[Collected data entries]
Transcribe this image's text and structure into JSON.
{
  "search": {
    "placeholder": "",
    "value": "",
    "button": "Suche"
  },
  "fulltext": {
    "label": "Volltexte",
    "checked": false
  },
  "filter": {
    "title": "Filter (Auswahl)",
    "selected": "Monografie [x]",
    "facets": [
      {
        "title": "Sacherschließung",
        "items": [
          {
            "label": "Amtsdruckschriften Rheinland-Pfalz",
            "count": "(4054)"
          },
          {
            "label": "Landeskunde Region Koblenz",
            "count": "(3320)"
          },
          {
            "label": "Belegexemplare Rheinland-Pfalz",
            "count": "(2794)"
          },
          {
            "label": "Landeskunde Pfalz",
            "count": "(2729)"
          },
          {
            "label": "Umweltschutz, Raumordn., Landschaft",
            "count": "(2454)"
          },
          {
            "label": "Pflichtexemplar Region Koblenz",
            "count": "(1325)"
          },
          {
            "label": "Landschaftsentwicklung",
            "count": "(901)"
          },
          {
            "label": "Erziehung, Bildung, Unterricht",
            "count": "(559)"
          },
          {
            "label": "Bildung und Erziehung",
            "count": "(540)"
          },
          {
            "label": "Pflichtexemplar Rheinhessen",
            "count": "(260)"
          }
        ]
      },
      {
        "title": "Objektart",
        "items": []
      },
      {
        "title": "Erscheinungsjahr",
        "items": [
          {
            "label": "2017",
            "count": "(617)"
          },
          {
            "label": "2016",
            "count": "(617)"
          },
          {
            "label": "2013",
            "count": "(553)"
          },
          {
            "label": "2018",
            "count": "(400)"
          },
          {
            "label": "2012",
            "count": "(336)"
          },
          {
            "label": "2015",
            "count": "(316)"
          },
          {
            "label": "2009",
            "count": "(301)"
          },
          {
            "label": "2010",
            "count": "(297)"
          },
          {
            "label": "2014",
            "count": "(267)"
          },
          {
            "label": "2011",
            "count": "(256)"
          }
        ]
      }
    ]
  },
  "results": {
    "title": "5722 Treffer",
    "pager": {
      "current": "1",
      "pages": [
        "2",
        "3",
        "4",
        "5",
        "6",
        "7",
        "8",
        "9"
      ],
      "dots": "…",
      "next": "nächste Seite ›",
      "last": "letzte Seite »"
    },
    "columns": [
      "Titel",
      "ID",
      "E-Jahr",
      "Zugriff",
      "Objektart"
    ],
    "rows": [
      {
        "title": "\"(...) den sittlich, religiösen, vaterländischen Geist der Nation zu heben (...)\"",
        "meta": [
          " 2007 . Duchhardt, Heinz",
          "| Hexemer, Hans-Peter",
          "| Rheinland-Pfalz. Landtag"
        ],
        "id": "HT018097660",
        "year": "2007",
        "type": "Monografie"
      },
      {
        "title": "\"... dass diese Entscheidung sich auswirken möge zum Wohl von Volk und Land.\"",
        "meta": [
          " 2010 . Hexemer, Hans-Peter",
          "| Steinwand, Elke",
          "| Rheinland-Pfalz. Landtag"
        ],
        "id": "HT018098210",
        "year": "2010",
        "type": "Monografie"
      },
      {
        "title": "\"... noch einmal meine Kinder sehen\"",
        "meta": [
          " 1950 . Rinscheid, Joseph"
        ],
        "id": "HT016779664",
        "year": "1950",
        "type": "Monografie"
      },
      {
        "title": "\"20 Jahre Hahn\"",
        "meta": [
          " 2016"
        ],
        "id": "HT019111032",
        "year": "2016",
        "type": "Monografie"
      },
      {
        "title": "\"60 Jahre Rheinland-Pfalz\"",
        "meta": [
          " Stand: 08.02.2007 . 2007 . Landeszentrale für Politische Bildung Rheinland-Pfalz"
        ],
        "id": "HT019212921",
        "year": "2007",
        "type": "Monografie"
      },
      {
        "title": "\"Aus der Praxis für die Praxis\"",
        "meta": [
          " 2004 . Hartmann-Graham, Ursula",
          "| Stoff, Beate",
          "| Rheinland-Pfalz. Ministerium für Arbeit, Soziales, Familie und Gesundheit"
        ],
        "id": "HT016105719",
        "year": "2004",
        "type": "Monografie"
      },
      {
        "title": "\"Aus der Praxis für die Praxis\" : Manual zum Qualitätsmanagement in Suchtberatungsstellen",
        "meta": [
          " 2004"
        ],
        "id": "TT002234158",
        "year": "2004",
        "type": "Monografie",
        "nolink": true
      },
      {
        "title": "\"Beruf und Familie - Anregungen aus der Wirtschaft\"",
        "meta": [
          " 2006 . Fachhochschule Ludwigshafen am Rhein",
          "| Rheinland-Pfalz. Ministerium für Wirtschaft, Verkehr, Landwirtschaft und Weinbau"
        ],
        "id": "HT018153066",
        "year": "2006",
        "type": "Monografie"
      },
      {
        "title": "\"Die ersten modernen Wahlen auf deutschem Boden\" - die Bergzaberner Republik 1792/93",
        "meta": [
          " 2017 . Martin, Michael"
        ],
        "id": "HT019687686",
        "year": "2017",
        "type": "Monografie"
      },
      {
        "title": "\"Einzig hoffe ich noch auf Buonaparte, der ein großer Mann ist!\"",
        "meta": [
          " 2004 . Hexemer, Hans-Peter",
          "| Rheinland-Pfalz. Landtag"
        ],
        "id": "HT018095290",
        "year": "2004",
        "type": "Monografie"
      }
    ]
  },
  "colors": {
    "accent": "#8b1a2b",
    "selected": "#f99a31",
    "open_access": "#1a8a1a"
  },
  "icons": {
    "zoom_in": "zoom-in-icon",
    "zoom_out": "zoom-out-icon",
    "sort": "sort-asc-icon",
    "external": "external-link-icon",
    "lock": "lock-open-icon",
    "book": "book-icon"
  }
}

Aim of the task. Repeat all of the entries exactly.

Exercise solution.
Transcribe this image's text and structure into JSON.
{
  "search": {
    "placeholder": "",
    "value": "",
    "button": "Suche"
  },
  "fulltext": {
    "label": "Volltexte",
    "checked": false
  },
  "filter": {
    "title": "Filter (Auswahl)",
    "selected": "Monografie [x]",
    "facets": [
      {
        "title": "Sacherschließung",
        "items": [
          {
            "label": "Amtsdruckschriften Rheinland-Pfalz",
            "count": "(4054)"
          },
          {
            "label": "Landeskunde Region Koblenz",
            "count": "(3320)"
          },
          {
            "label": "Belegexemplare Rheinland-Pfalz",
            "count": "(2794)"
          },
          {
            "label": "Landeskunde Pfalz",
            "count": "(2729)"
          },
          {
            "label": "Umweltschutz, Raumordn., Landschaft",
            "count": "(2454)"
          },
          {
            "label": "Pflichtexemplar Region Koblenz",
            "count": "(1325)"
          },
          {
            "label": "Landschaftsentwicklung",
            "count": "(901)"
          },
          {
            "label": "Erziehung, Bildung, Unterricht",
            "count": "(559)"
          },
          {
            "label": "Bildung und Erziehung",
            "count": "(540)"
          },
          {
            "label": "Pflichtexemplar Rheinhessen",
            "count": "(260)"
          }
        ]
      },
      {
        "title": "Objektart",
        "items": []
      },
      {
        "title": "Erscheinungsjahr",
        "items": [
          {
            "label": "2017",
            "count": "(617)"
          },
          {
            "label": "2016",
            "count": "(617)"
          },
          {
            "label": "2013",
            "count": "(553)"
          },
          {
            "label": "2018",
            "count": "(400)"
          },
          {
            "label": "2012",
            "count": "(336)"
          },
          {
            "label": "2015",
            "count": "(316)"
          },
          {
            "label": "2009",
            "count": "(301)"
          },
          {
            "label": "2010",
            "count": "(297)"
          },
          {
            "label": "2014",
            "count": "(267)"
          },
          {
            "label": "2011",
            "count": "(256)"
          }
        ]
      }
    ]
  },
  "results": {
    "title": "5722 Treffer",
    "pager": {
      "current": "1",
      "pages": [
        "2",
        "3",
        "4",
        "5",
        "6",
        "7",
        "8",
        "9"
      ],
      "dots": "…",
      "next": "nächste Seite ›",
      "last": "letzte Seite »"
    },
    "columns": [
      "Titel",
      "ID",
      "E-Jahr",
      "Zugriff",
      "Objektart"
    ],
    "rows": [
      {
        "title": "\"(...) den sittlich, religiösen, vaterländischen Geist der Nation zu heben (...)\"",
        "meta": [
          " 2007 . Duchhardt, Heinz",
          "| Hexemer, Hans-Peter",
          "| Rheinland-Pfalz. Landtag"
        ],
        "id": "HT018097660",
        "year": "2007",
        "type": "Monografie"
      },
      {
        "title": "\"... dass diese Entscheidung sich auswirken möge zum Wohl von Volk und Land.\"",
        "meta": [
          " 2010 . Hexemer, Hans-Peter",
          "| Steinwand, Elke",
          "| Rheinland-Pfalz. Landtag"
        ],
        "id": "HT018098210",
        "year": "2010",
        "type": "Monografie"
      },
      {
        "title": "\"... noch einmal meine Kinder sehen\"",
        "meta": [
          " 1950 . Rinscheid, Joseph"
        ],
        "id": "HT016779664",
        "year": "1950",
        "type": "Monografie"
      },
      {
        "title": "\"20 Jahre Hahn\"",
        "meta": [
          " 2016"
        ],
        "id": "HT019111032",
        "year": "2016",
        "type": "Monografie"
      },
      {
        "title": "\"60 Jahre Rheinland-Pfalz\"",
        "meta": [
          " Stand: 08.02.2007 . 2007 . Landeszentrale für Politische Bildung Rheinland-Pfalz"
        ],
        "id": "HT019212921",
        "year": "2007",
        "type": "Monografie"
      },
      {
        "title": "\"Aus der Praxis für die Praxis\"",
        "meta": [
          " 2004 . Hartmann-Graham, Ursula",
          "| Stoff, Beate",
          "| Rheinland-Pfalz. Ministerium für Arbeit, Soziales, Familie und Gesundheit"
        ],
        "id": "HT016105719",
        "year": "2004",
        "type": "Monografie"
      },
      {
        "title": "\"Aus der Praxis für die Praxis\" : Manual zum Qualitätsmanagement in Suchtberatungsstellen",
        "meta": [
          " 2004"
        ],
        "id": "TT002234158",
        "year": "2004",
        "type": "Monografie",
        "nolink": true
      },
      {
        "title": "\"Beruf und Familie - Anregungen aus der Wirtschaft\"",
        "meta": [
          " 2006 . Fachhochschule Ludwigshafen am Rhein",
          "| Rheinland-Pfalz. Ministerium für Wirtschaft, Verkehr, Landwirtschaft und Weinbau"
        ],
        "id": "HT018153066",
        "year": "2006",
        "type": "Monografie"
      },
      {
        "title": "\"Die ersten modernen Wahlen auf deutschem Boden\" - die Bergzaberner Republik 1792/93",
        "meta": [
          " 2017 . Martin, Michael"
        ],
        "id": "HT019687686",
        "year": "2017",
        "type": "Monografie"
      },
      {
        "title": "\"Einzig hoffe ich noch auf Buonaparte, der ein großer Mann ist!\"",
        "meta": [
          " 2004 . Hexemer, Hans-Peter",
          "| Rheinland-Pfalz. Landtag"
        ],
        "id": "HT018095290",
        "year": "2004",
        "type": "Monografie"
      }
    ]
  },
  "colors": {
    "accent": "#8b1a2b",
    "selected": "#f99a31",
    "open_access": "#1a8a1a"
  },
  "icons": {
    "zoom_in": "zoom-in-icon",
    "zoom_out": "zoom-out-icon",
    "sort": "sort-asc-icon",
    "external": "external-link-icon",
    "lock": "lock-open-icon",
    "book": "book-icon"
  }
}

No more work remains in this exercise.